> Entries shown
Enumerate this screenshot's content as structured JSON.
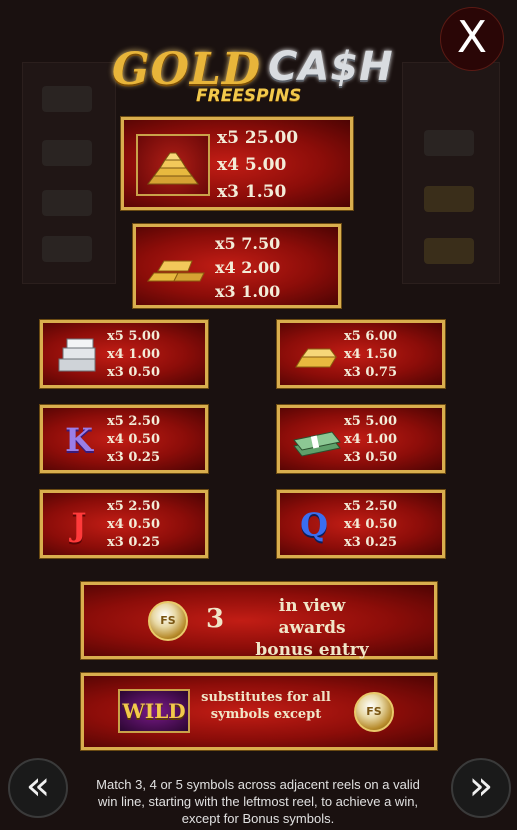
{
  "header": {
    "logo_gold": "GOLD",
    "logo_cash": "CA$H",
    "logo_sub": "FREESPINS",
    "close_label": "X"
  },
  "paytable": [
    {
      "symbol": "gold-bars-stack",
      "pays": [
        "x5 25.00",
        "x4 5.00",
        "x3 1.50"
      ]
    },
    {
      "symbol": "gold-bars",
      "pays": [
        "x5 7.50",
        "x4 2.00",
        "x3 1.00"
      ]
    },
    {
      "symbol": "silver-bars",
      "pays": [
        "x5 5.00",
        "x4 1.00",
        "x3 0.50"
      ]
    },
    {
      "symbol": "gold-bar",
      "pays": [
        "x5 6.00",
        "x4 1.50",
        "x3 0.75"
      ]
    },
    {
      "symbol": "letter-k",
      "letter": "K",
      "pays": [
        "x5 2.50",
        "x4 0.50",
        "x3 0.25"
      ]
    },
    {
      "symbol": "cash-bundle",
      "pays": [
        "x5 5.00",
        "x4 1.00",
        "x3 0.50"
      ]
    },
    {
      "symbol": "letter-j",
      "letter": "J",
      "pays": [
        "x5 2.50",
        "x4 0.50",
        "x3 0.25"
      ]
    },
    {
      "symbol": "letter-q",
      "letter": "Q",
      "pays": [
        "x5 2.50",
        "x4 0.50",
        "x3 0.25"
      ]
    }
  ],
  "bonus": {
    "coin_label": "FS",
    "count": "3",
    "text_line1": "in view awards",
    "text_line2": "bonus entry"
  },
  "wild": {
    "badge": "WILD",
    "text_line1": "substitutes for all",
    "text_line2": "symbols except",
    "coin_label": "FS"
  },
  "nav": {
    "prev_label": "«",
    "next_label": "»"
  },
  "footer_text": "Match 3, 4 or 5 symbols across adjacent reels on a valid win line, starting with the leftmost reel, to achieve a win, except for Bonus symbols.",
  "colors": {
    "panel_border": "#d9ae4e",
    "panel_red": "#c21d15",
    "text": "#f3ecd8"
  }
}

> Short problem
Reproduce the material in full, word for word, and omit the pictures.

> Exercise result
Enumerate this screenshot's content as structured JSON.
{
  "header": {
    "logo_gold": "GOLD",
    "logo_cash": "CA$H",
    "logo_sub": "FREESPINS",
    "close_label": "X"
  },
  "paytable": [
    {
      "symbol": "gold-bars-stack",
      "pays": [
        "x5 25.00",
        "x4 5.00",
        "x3 1.50"
      ]
    },
    {
      "symbol": "gold-bars",
      "pays": [
        "x5 7.50",
        "x4 2.00",
        "x3 1.00"
      ]
    },
    {
      "symbol": "silver-bars",
      "pays": [
        "x5 5.00",
        "x4 1.00",
        "x3 0.50"
      ]
    },
    {
      "symbol": "gold-bar",
      "pays": [
        "x5 6.00",
        "x4 1.50",
        "x3 0.75"
      ]
    },
    {
      "symbol": "letter-k",
      "letter": "K",
      "pays": [
        "x5 2.50",
        "x4 0.50",
        "x3 0.25"
      ]
    },
    {
      "symbol": "cash-bundle",
      "pays": [
        "x5 5.00",
        "x4 1.00",
        "x3 0.50"
      ]
    },
    {
      "symbol": "letter-j",
      "letter": "J",
      "pays": [
        "x5 2.50",
        "x4 0.50",
        "x3 0.25"
      ]
    },
    {
      "symbol": "letter-q",
      "letter": "Q",
      "pays": [
        "x5 2.50",
        "x4 0.50",
        "x3 0.25"
      ]
    }
  ],
  "bonus": {
    "coin_label": "FS",
    "count": "3",
    "text_line1": "in view awards",
    "text_line2": "bonus entry"
  },
  "wild": {
    "badge": "WILD",
    "text_line1": "substitutes for all",
    "text_line2": "symbols except",
    "coin_label": "FS"
  },
  "nav": {
    "prev_label": "«",
    "next_label": "»"
  },
  "footer_text": "Match 3, 4 or 5 symbols across adjacent reels on a valid win line, starting with the leftmost reel, to achieve a win, except for Bonus symbols.",
  "colors": {
    "panel_border": "#d9ae4e",
    "panel_red": "#c21d15",
    "text": "#f3ecd8"
  }
}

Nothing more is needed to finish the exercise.